>> START

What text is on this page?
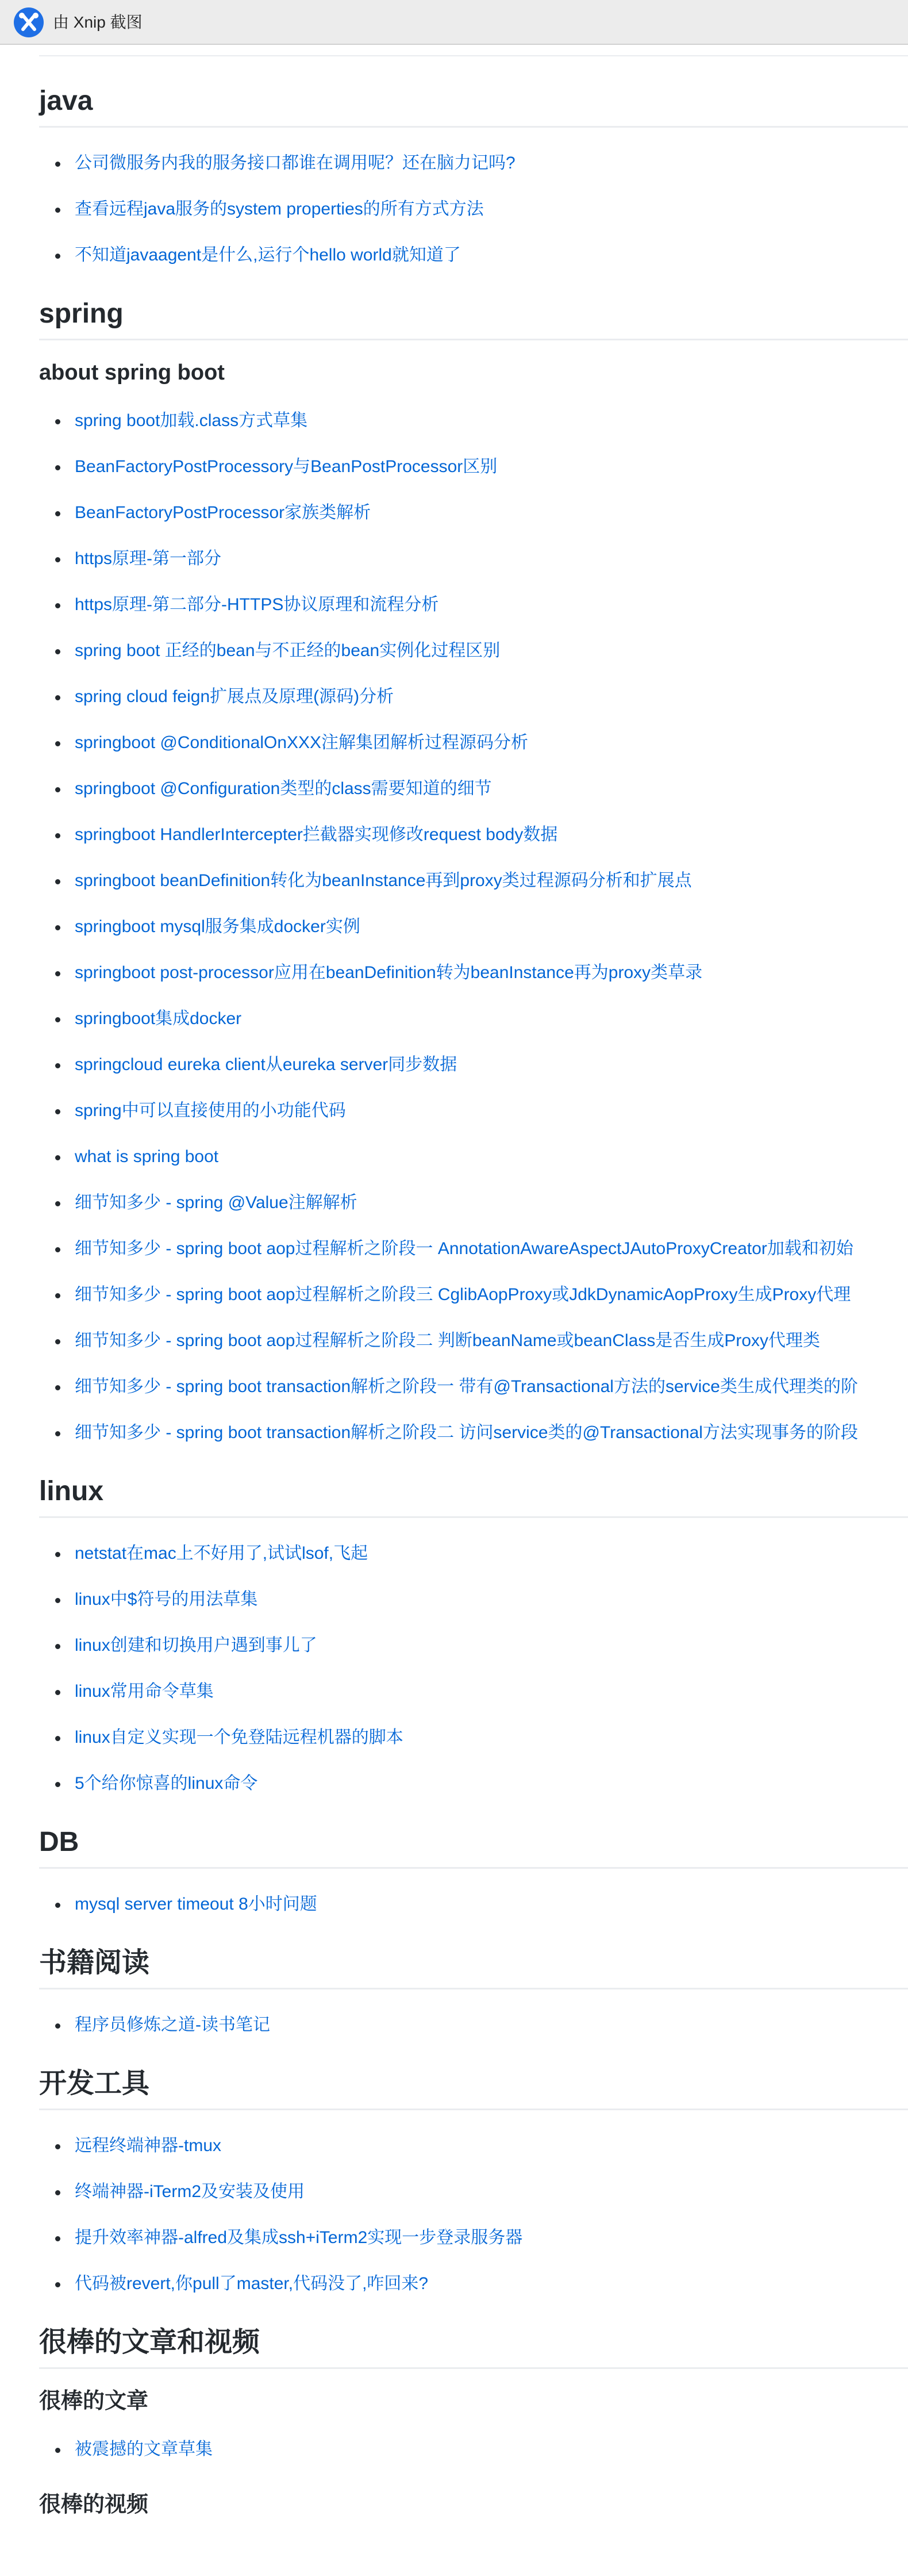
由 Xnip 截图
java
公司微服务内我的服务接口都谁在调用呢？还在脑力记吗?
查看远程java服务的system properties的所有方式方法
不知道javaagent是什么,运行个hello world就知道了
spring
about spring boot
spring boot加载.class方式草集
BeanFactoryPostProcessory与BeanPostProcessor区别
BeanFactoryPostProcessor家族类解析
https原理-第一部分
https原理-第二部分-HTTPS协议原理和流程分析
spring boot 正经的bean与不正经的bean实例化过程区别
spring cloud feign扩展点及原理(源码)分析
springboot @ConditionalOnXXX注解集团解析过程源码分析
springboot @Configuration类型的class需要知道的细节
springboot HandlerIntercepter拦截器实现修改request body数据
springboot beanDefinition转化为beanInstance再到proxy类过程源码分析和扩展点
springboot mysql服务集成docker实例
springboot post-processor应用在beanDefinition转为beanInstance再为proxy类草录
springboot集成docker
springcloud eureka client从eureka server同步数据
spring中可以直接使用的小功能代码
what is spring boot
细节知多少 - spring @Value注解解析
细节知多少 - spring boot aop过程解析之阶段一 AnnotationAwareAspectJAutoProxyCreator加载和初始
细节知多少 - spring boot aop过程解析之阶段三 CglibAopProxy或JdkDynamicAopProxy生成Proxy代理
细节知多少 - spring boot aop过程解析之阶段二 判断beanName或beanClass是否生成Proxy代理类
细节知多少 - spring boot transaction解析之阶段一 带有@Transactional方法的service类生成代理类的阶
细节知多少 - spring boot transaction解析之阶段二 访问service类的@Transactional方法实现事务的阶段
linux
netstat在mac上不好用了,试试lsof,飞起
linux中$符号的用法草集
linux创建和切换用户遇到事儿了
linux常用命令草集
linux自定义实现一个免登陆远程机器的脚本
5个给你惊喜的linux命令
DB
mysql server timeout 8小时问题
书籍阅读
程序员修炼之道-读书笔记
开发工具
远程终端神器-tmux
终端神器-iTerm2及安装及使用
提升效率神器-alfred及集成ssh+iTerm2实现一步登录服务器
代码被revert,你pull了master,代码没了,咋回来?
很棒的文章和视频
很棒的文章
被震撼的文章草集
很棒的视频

>> END

#### GIVEN EXERCISE
Select the lines from the entries that include the word "https原理".

#### RESULT OF THIS EXERCISE
https原理-第一部分
https原理-第二部分-HTTPS协议原理和流程分析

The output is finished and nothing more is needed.